Work instructions> Filter the records below down to lines containing "chinatelecom".

Data for this task>

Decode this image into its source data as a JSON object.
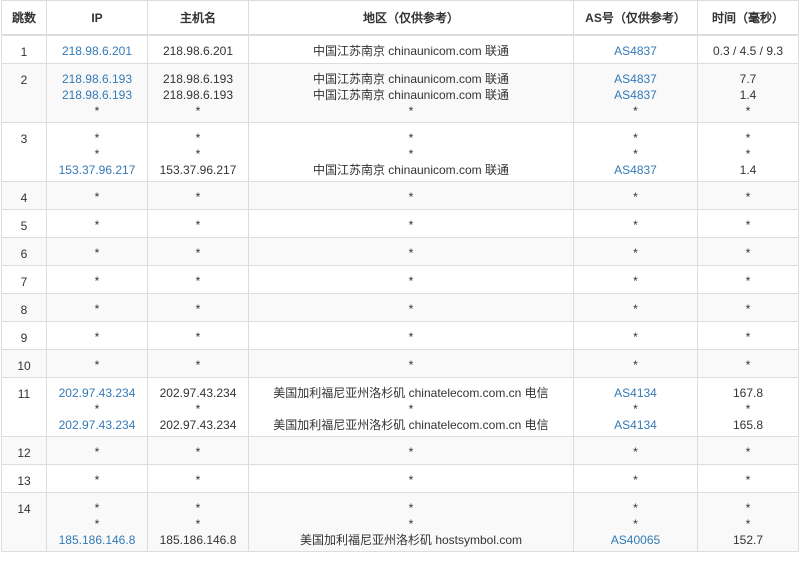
{
  "headers": {
    "hop": "跳数",
    "ip": "IP",
    "host": "主机名",
    "region": "地区（仅供参考）",
    "as": "AS号（仅供参考）",
    "time": "时间（毫秒）"
  },
  "rows": [
    {
      "hop": "1",
      "ip": [
        "218.98.6.201"
      ],
      "host": [
        "218.98.6.201"
      ],
      "region": [
        "中国江苏南京 chinaunicom.com 联通"
      ],
      "as": [
        "AS4837"
      ],
      "time": [
        "0.3 / 4.5 / 9.3"
      ]
    },
    {
      "hop": "2",
      "ip": [
        "218.98.6.193",
        "218.98.6.193",
        "*"
      ],
      "host": [
        "218.98.6.193",
        "218.98.6.193",
        "*"
      ],
      "region": [
        "中国江苏南京 chinaunicom.com 联通",
        "中国江苏南京 chinaunicom.com 联通",
        "*"
      ],
      "as": [
        "AS4837",
        "AS4837",
        "*"
      ],
      "time": [
        "7.7",
        "1.4",
        "*"
      ]
    },
    {
      "hop": "3",
      "ip": [
        "*",
        "*",
        "153.37.96.217"
      ],
      "host": [
        "*",
        "*",
        "153.37.96.217"
      ],
      "region": [
        "*",
        "*",
        "中国江苏南京 chinaunicom.com 联通"
      ],
      "as": [
        "*",
        "*",
        "AS4837"
      ],
      "time": [
        "*",
        "*",
        "1.4"
      ]
    },
    {
      "hop": "4",
      "ip": [
        "*"
      ],
      "host": [
        "*"
      ],
      "region": [
        "*"
      ],
      "as": [
        "*"
      ],
      "time": [
        "*"
      ]
    },
    {
      "hop": "5",
      "ip": [
        "*"
      ],
      "host": [
        "*"
      ],
      "region": [
        "*"
      ],
      "as": [
        "*"
      ],
      "time": [
        "*"
      ]
    },
    {
      "hop": "6",
      "ip": [
        "*"
      ],
      "host": [
        "*"
      ],
      "region": [
        "*"
      ],
      "as": [
        "*"
      ],
      "time": [
        "*"
      ]
    },
    {
      "hop": "7",
      "ip": [
        "*"
      ],
      "host": [
        "*"
      ],
      "region": [
        "*"
      ],
      "as": [
        "*"
      ],
      "time": [
        "*"
      ]
    },
    {
      "hop": "8",
      "ip": [
        "*"
      ],
      "host": [
        "*"
      ],
      "region": [
        "*"
      ],
      "as": [
        "*"
      ],
      "time": [
        "*"
      ]
    },
    {
      "hop": "9",
      "ip": [
        "*"
      ],
      "host": [
        "*"
      ],
      "region": [
        "*"
      ],
      "as": [
        "*"
      ],
      "time": [
        "*"
      ]
    },
    {
      "hop": "10",
      "ip": [
        "*"
      ],
      "host": [
        "*"
      ],
      "region": [
        "*"
      ],
      "as": [
        "*"
      ],
      "time": [
        "*"
      ]
    },
    {
      "hop": "11",
      "ip": [
        "202.97.43.234",
        "*",
        "202.97.43.234"
      ],
      "host": [
        "202.97.43.234",
        "*",
        "202.97.43.234"
      ],
      "region": [
        "美国加利福尼亚州洛杉矶 chinatelecom.com.cn 电信",
        "*",
        "美国加利福尼亚州洛杉矶 chinatelecom.com.cn 电信"
      ],
      "as": [
        "AS4134",
        "*",
        "AS4134"
      ],
      "time": [
        "167.8",
        "*",
        "165.8"
      ]
    },
    {
      "hop": "12",
      "ip": [
        "*"
      ],
      "host": [
        "*"
      ],
      "region": [
        "*"
      ],
      "as": [
        "*"
      ],
      "time": [
        "*"
      ]
    },
    {
      "hop": "13",
      "ip": [
        "*"
      ],
      "host": [
        "*"
      ],
      "region": [
        "*"
      ],
      "as": [
        "*"
      ],
      "time": [
        "*"
      ]
    },
    {
      "hop": "14",
      "ip": [
        "*",
        "*",
        "185.186.146.8"
      ],
      "host": [
        "*",
        "*",
        "185.186.146.8"
      ],
      "region": [
        "*",
        "*",
        "美国加利福尼亚州洛杉矶 hostsymbol.com"
      ],
      "as": [
        "*",
        "*",
        "AS40065"
      ],
      "time": [
        "*",
        "*",
        "152.7"
      ]
    }
  ],
  "colors": {
    "link": "#337ab7",
    "border": "#dddddd",
    "stripe": "#f9f9f9",
    "text": "#333333"
  }
}
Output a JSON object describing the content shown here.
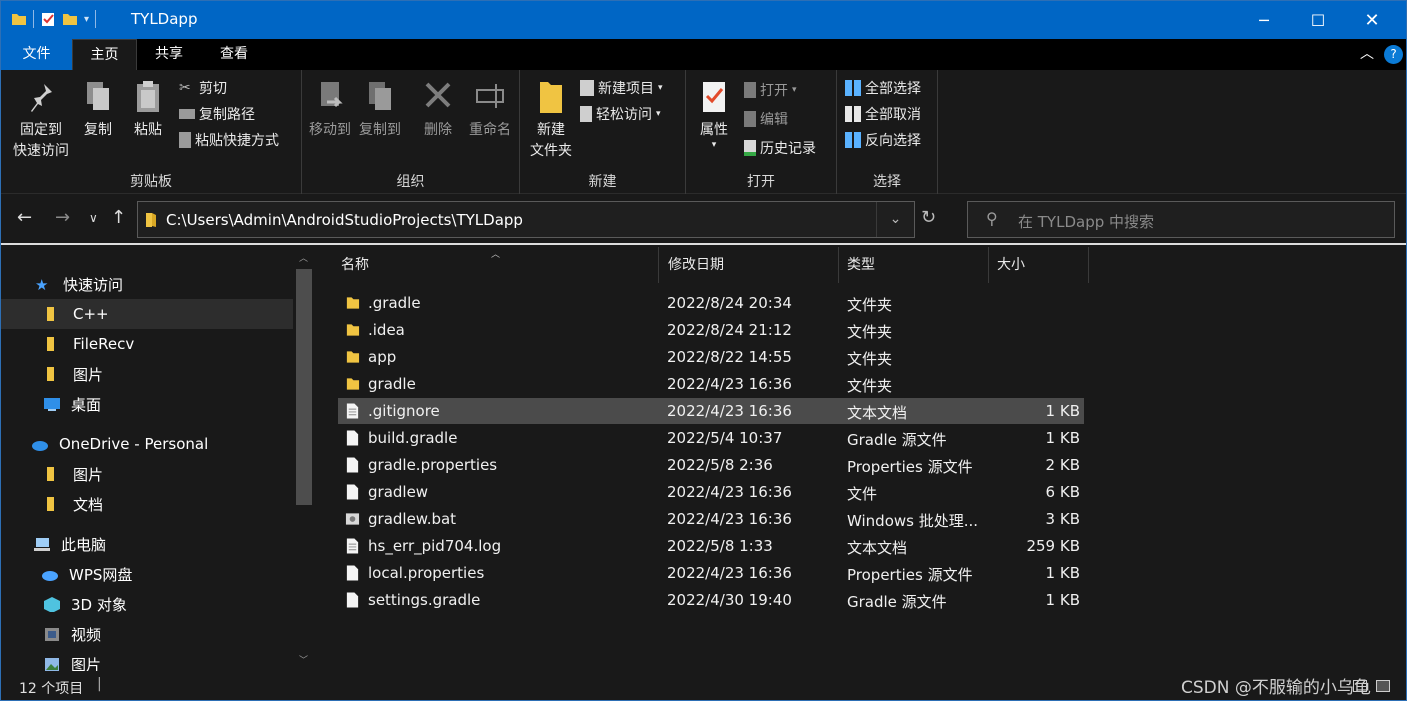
{
  "window": {
    "title": "TYLDapp"
  },
  "tabs": [
    {
      "label": "文件"
    },
    {
      "label": "主页"
    },
    {
      "label": "共享"
    },
    {
      "label": "查看"
    }
  ],
  "ribbon": {
    "clipboard": {
      "pin_line1": "固定到",
      "pin_line2": "快速访问",
      "copy": "复制",
      "paste": "粘贴",
      "cut": "剪切",
      "copy_path": "复制路径",
      "paste_shortcut": "粘贴快捷方式",
      "label": "剪贴板"
    },
    "organize": {
      "move_to": "移动到",
      "copy_to": "复制到",
      "delete": "删除",
      "rename": "重命名",
      "label": "组织"
    },
    "new": {
      "new_line1": "新建",
      "new_line2": "文件夹",
      "new_item": "新建项目",
      "easy_access": "轻松访问",
      "label": "新建"
    },
    "open": {
      "properties": "属性",
      "open": "打开",
      "edit": "编辑",
      "history": "历史记录",
      "label": "打开"
    },
    "select": {
      "select_all": "全部选择",
      "select_none": "全部取消",
      "invert": "反向选择",
      "label": "选择"
    }
  },
  "address": {
    "path": "C:\\Users\\Admin\\AndroidStudioProjects\\TYLDapp"
  },
  "search": {
    "placeholder": "在 TYLDapp 中搜索"
  },
  "nav": [
    {
      "label": "快速访问",
      "icon": "star-icon"
    },
    {
      "label": "C++",
      "icon": "folder-icon"
    },
    {
      "label": "FileRecv",
      "icon": "folder-icon"
    },
    {
      "label": "图片",
      "icon": "folder-icon"
    },
    {
      "label": "桌面",
      "icon": "desktop-icon"
    },
    {
      "label": "OneDrive - Personal",
      "icon": "cloud-icon"
    },
    {
      "label": "图片",
      "icon": "folder-icon"
    },
    {
      "label": "文档",
      "icon": "folder-icon"
    },
    {
      "label": "此电脑",
      "icon": "computer-icon"
    },
    {
      "label": "WPS网盘",
      "icon": "cloud-icon"
    },
    {
      "label": "3D 对象",
      "icon": "cube-icon"
    },
    {
      "label": "视频",
      "icon": "video-icon"
    },
    {
      "label": "图片",
      "icon": "pictures-icon"
    }
  ],
  "columns": {
    "name": "名称",
    "date": "修改日期",
    "type": "类型",
    "size": "大小"
  },
  "files": [
    {
      "name": ".gradle",
      "date": "2022/8/24 20:34",
      "type": "文件夹",
      "size": "",
      "icon": "folder-icon"
    },
    {
      "name": ".idea",
      "date": "2022/8/24 21:12",
      "type": "文件夹",
      "size": "",
      "icon": "folder-icon"
    },
    {
      "name": "app",
      "date": "2022/8/22 14:55",
      "type": "文件夹",
      "size": "",
      "icon": "folder-icon"
    },
    {
      "name": "gradle",
      "date": "2022/4/23 16:36",
      "type": "文件夹",
      "size": "",
      "icon": "folder-icon"
    },
    {
      "name": ".gitignore",
      "date": "2022/4/23 16:36",
      "type": "文本文档",
      "size": "1 KB",
      "icon": "text-file-icon"
    },
    {
      "name": "build.gradle",
      "date": "2022/5/4 10:37",
      "type": "Gradle 源文件",
      "size": "1 KB",
      "icon": "file-icon"
    },
    {
      "name": "gradle.properties",
      "date": "2022/5/8 2:36",
      "type": "Properties 源文件",
      "size": "2 KB",
      "icon": "file-icon"
    },
    {
      "name": "gradlew",
      "date": "2022/4/23 16:36",
      "type": "文件",
      "size": "6 KB",
      "icon": "file-icon"
    },
    {
      "name": "gradlew.bat",
      "date": "2022/4/23 16:36",
      "type": "Windows 批处理...",
      "size": "3 KB",
      "icon": "batch-file-icon"
    },
    {
      "name": "hs_err_pid704.log",
      "date": "2022/5/8 1:33",
      "type": "文本文档",
      "size": "259 KB",
      "icon": "text-file-icon"
    },
    {
      "name": "local.properties",
      "date": "2022/4/23 16:36",
      "type": "Properties 源文件",
      "size": "1 KB",
      "icon": "file-icon"
    },
    {
      "name": "settings.gradle",
      "date": "2022/4/30 19:40",
      "type": "Gradle 源文件",
      "size": "1 KB",
      "icon": "file-icon"
    }
  ],
  "status": {
    "count": "12 个项目",
    "watermark": "CSDN @不服输的小乌龟"
  }
}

Exercise result>
        "美国加利福尼亚州洛杉矶 chinatelecom.com.cn 电信",
        "美国加利福尼亚州洛杉矶 chinatelecom.com.cn 电信"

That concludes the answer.